THE PROBLEM:
Reproduce the passage on researching home schooling from "Parents need to" to "education, if possible.".

## start TEXT PASSAGE

Researching Home Schooling

If possible, several months or even a year before a child is due to begin home learning, the parents should research methods of teaching, student engagement and motivation, how to deal with the Local Education Authority and mainstream school (see relevant articles elsewhere on this site for legal aspects of home schooling) as well as talking to other parents who home school their children, who will usually be able to offer valuable advice and experience.

This can also be a good time to join other parents at a local homes education support group, if you can find one in your area. Groups such as the Home Education Advisory Service (HEAS) and Education Otherwise might be able to help you with this task. Ask about their own teaching habits, and daily routines, plus lesson inspirations and group activities held between other home schooling children such as sports, group tutoring, art clubs etc. These groups can also be a very supportive resource when you begin home schooling your child, and can alleviate your concerns about your own transition from parent to parent and child educator.

Decide Whether you Want to Follow a Curriculum

Parents need to decide whether to educate their child more freely and abstractly, or through a structured curricula. If the latter, curricula can be ordered through some home education support groups, or parents may choose to follow a course close to the National Curriculum. Alternatively it can be a good idea to use several sources of advice at the start, mixing and matching books to find your best options. It's best to research these options before a child begins home education, if possible.

## end TEXT PASSAGE
## start DATA ROWS

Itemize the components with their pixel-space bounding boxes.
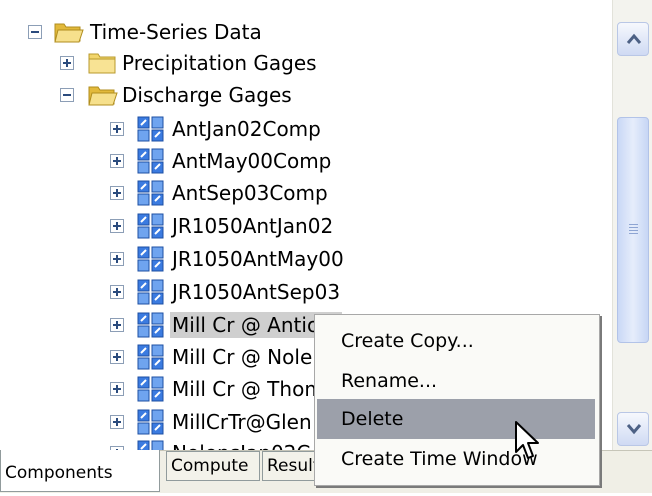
tree-node-gage[interactable]: JR1050AntSep03 bbox=[0, 277, 600, 307]
collapse-minus-icon[interactable] bbox=[60, 88, 74, 102]
gage-icon bbox=[137, 148, 164, 174]
tree-node-label: AntJan02Comp bbox=[172, 117, 321, 141]
expand-plus-icon[interactable] bbox=[110, 285, 124, 299]
tree-node-label: JR1050AntSep03 bbox=[172, 280, 341, 304]
expand-plus-icon[interactable] bbox=[110, 382, 124, 396]
gage-icon bbox=[137, 213, 164, 239]
gage-icon bbox=[137, 440, 164, 450]
mouse-pointer-icon bbox=[515, 421, 539, 459]
tree-node-label: AntMay00Comp bbox=[172, 149, 332, 173]
menu-item-delete[interactable]: Delete bbox=[317, 399, 595, 439]
open-folder-icon bbox=[88, 86, 118, 106]
tree-node-label: Mill Cr @ Thom bbox=[172, 377, 324, 401]
tree-node-label: MillCrTr@Glen bbox=[172, 410, 312, 434]
expand-plus-icon[interactable] bbox=[110, 415, 124, 429]
expand-plus-icon[interactable] bbox=[110, 318, 124, 332]
open-folder-icon bbox=[54, 23, 84, 43]
tree-node-gage[interactable]: AntJan02Comp bbox=[0, 114, 600, 144]
grip-line bbox=[629, 224, 638, 225]
grip-line bbox=[629, 227, 638, 228]
gage-icon bbox=[137, 344, 164, 370]
menu-item-create-copy[interactable]: Create Copy... bbox=[317, 321, 595, 361]
tree-node-label: Discharge Gages bbox=[122, 83, 292, 107]
tree-node-label: AntSep03Comp bbox=[172, 181, 328, 205]
gage-icon bbox=[137, 279, 164, 305]
tree-node-gage[interactable]: JR1050AntMay00 bbox=[0, 244, 600, 274]
context-menu: Create Copy... Rename... Delete Create T… bbox=[314, 314, 600, 486]
tab-components[interactable]: Components bbox=[0, 450, 160, 492]
tree-node-precipitation-gages[interactable]: Precipitation Gages bbox=[0, 48, 600, 78]
vertical-scrollbar[interactable] bbox=[612, 0, 652, 450]
gage-icon bbox=[137, 180, 164, 206]
expand-plus-icon[interactable] bbox=[110, 350, 124, 364]
expand-plus-icon[interactable] bbox=[60, 56, 74, 70]
scroll-thumb[interactable] bbox=[617, 117, 649, 343]
expand-plus-icon[interactable] bbox=[110, 122, 124, 136]
tree-node-label: Precipitation Gages bbox=[122, 51, 317, 75]
grip-line bbox=[629, 233, 638, 234]
menu-item-rename[interactable]: Rename... bbox=[317, 361, 595, 401]
tree-node-discharge-gages[interactable]: Discharge Gages bbox=[0, 80, 600, 110]
tab-compute[interactable]: Compute bbox=[166, 451, 260, 481]
expand-plus-icon[interactable] bbox=[110, 186, 124, 200]
tree-node-label: JR1050AntJan02 bbox=[172, 214, 334, 238]
gage-icon bbox=[137, 246, 164, 272]
tree-node-label: Time-Series Data bbox=[90, 20, 262, 44]
tree-node-gage[interactable]: AntMay00Comp bbox=[0, 146, 600, 176]
gage-icon bbox=[137, 376, 164, 402]
tree-node-label: Mill Cr @ Nolen bbox=[172, 345, 325, 369]
expand-plus-icon[interactable] bbox=[110, 154, 124, 168]
tree-node-label: NolensJan02C bbox=[170, 440, 312, 450]
gage-icon bbox=[137, 312, 164, 338]
gage-icon bbox=[137, 116, 164, 142]
tree-node-gage[interactable]: AntSep03Comp bbox=[0, 178, 600, 208]
chevron-down-icon bbox=[626, 424, 642, 435]
expand-plus-icon[interactable] bbox=[110, 219, 124, 233]
scroll-up-button[interactable] bbox=[617, 22, 649, 56]
tree-node-gage[interactable]: JR1050AntJan02 bbox=[0, 211, 600, 241]
menu-item-create-time-window[interactable]: Create Time Window bbox=[317, 439, 595, 479]
chevron-up-icon bbox=[626, 33, 642, 44]
gage-icon bbox=[137, 409, 164, 435]
scroll-down-button[interactable] bbox=[617, 412, 649, 446]
folder-icon bbox=[88, 53, 116, 74]
tree-node-time-series-data[interactable]: Time-Series Data bbox=[0, 17, 600, 47]
grip-line bbox=[629, 230, 638, 231]
collapse-minus-icon[interactable] bbox=[28, 25, 42, 39]
expand-plus-icon[interactable] bbox=[110, 252, 124, 266]
tree-node-label: JR1050AntMay00 bbox=[172, 247, 344, 271]
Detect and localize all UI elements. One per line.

## end DATA ROWS

ANSWER FOR THE TASK:
Parents need to decide whether to educate their child more freely and abstractly, or through a structured curricula. If the latter, curricula can be ordered through some home education support groups, or parents may choose to follow a course close to the National Curriculum. Alternatively it can be a good idea to use several sources of advice at the start, mixing and matching books to find your best options. It's best to research these options before a child begins home education, if possible.